* _Supplied material_
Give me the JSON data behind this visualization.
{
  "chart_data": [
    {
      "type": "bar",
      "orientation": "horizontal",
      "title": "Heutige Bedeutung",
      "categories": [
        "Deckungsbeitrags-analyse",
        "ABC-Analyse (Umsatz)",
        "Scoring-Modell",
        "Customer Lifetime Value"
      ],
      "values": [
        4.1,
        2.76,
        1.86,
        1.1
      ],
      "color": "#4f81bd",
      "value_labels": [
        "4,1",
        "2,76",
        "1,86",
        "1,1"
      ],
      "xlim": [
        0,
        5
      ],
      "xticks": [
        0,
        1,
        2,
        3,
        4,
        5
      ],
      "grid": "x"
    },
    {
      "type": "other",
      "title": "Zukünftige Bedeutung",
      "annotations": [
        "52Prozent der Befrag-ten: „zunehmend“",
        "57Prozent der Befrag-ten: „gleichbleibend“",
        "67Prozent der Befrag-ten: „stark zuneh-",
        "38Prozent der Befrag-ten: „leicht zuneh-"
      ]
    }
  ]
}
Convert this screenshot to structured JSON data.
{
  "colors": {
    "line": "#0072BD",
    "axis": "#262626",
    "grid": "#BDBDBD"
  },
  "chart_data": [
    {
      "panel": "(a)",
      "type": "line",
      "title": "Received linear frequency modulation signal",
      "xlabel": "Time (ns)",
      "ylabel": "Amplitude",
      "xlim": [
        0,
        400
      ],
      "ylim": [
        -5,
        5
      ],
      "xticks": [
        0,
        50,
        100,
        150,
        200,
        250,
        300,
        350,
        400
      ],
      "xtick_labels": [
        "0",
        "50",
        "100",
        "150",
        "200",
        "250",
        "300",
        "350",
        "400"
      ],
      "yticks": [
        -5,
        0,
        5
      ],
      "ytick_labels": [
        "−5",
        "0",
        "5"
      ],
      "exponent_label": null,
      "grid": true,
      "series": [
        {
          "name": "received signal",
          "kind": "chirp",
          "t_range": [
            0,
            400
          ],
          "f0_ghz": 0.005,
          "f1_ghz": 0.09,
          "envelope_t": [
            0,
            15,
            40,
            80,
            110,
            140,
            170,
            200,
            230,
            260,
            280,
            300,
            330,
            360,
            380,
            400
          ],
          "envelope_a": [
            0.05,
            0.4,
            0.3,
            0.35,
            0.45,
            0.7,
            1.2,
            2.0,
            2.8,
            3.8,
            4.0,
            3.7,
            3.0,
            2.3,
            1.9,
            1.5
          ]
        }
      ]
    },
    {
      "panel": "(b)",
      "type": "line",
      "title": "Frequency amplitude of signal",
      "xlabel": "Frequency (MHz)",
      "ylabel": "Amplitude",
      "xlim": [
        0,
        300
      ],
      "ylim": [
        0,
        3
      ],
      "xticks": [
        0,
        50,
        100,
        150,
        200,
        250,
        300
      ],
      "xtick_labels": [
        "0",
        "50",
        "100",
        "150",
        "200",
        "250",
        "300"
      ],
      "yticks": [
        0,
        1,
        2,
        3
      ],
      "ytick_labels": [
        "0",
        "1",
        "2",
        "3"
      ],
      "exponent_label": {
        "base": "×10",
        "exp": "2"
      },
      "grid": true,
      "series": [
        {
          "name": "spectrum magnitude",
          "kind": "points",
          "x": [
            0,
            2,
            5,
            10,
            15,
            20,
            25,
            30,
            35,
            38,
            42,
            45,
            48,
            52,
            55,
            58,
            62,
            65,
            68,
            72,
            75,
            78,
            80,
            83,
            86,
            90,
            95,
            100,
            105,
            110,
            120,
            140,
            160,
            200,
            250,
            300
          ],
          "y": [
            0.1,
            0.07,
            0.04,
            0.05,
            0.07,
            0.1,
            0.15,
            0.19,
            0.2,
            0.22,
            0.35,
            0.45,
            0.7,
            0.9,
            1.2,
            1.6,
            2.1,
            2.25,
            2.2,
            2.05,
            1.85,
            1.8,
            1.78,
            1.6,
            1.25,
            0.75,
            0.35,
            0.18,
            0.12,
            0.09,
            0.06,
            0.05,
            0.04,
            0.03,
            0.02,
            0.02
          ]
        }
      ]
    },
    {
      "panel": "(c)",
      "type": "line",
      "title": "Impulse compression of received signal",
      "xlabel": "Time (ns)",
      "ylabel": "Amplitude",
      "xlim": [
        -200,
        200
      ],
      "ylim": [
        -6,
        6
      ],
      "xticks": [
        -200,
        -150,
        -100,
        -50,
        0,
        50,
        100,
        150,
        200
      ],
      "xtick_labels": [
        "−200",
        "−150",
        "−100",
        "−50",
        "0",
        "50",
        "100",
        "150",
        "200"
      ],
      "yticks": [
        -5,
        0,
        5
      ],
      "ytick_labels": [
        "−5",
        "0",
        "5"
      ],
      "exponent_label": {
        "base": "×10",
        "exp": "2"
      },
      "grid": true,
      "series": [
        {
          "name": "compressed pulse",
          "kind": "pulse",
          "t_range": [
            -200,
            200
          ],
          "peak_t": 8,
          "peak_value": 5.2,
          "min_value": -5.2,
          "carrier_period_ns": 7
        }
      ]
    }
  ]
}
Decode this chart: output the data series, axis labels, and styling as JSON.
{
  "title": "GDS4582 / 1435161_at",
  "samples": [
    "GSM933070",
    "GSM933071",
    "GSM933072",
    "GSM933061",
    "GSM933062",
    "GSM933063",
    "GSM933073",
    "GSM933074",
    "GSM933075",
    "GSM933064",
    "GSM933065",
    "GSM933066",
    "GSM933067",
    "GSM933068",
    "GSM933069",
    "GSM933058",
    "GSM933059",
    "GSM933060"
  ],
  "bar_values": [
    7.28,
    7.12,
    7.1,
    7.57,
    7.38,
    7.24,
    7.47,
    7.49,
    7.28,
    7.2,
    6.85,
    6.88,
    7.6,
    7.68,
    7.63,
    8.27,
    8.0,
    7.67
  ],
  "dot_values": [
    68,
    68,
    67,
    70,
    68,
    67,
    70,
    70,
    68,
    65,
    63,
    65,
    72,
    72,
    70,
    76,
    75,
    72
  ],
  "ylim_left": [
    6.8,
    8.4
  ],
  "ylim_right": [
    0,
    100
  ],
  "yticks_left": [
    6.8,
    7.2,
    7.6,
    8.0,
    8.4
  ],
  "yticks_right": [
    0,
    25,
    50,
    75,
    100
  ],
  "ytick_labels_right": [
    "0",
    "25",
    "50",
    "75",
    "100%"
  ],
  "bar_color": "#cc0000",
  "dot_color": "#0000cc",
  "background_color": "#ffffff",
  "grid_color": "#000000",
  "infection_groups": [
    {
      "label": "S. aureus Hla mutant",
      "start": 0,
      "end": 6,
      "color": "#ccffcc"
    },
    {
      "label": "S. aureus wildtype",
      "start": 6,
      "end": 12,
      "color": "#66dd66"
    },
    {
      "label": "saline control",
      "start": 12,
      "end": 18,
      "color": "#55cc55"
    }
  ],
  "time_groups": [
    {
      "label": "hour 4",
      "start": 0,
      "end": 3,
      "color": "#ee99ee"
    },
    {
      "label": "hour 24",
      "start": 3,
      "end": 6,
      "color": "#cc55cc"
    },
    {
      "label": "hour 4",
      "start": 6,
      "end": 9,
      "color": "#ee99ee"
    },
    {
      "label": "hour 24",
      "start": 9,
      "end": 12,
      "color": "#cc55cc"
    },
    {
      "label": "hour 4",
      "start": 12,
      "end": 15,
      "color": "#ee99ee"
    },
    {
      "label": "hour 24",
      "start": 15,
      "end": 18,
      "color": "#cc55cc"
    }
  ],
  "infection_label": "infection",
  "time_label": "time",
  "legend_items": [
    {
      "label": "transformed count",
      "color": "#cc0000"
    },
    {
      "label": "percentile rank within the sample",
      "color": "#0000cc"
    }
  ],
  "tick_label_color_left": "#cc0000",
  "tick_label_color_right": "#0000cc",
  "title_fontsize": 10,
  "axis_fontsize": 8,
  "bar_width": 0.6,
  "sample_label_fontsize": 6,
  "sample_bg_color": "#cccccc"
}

* _Short exercise_
Review the preceding data and report every line that includes the string "signal".

* _Solution to this exercise_
      "title": "Received linear frequency modulation signal",
          "name": "received signal",
      "title": "Frequency amplitude of signal",
      "title": "Impulse compression of received signal",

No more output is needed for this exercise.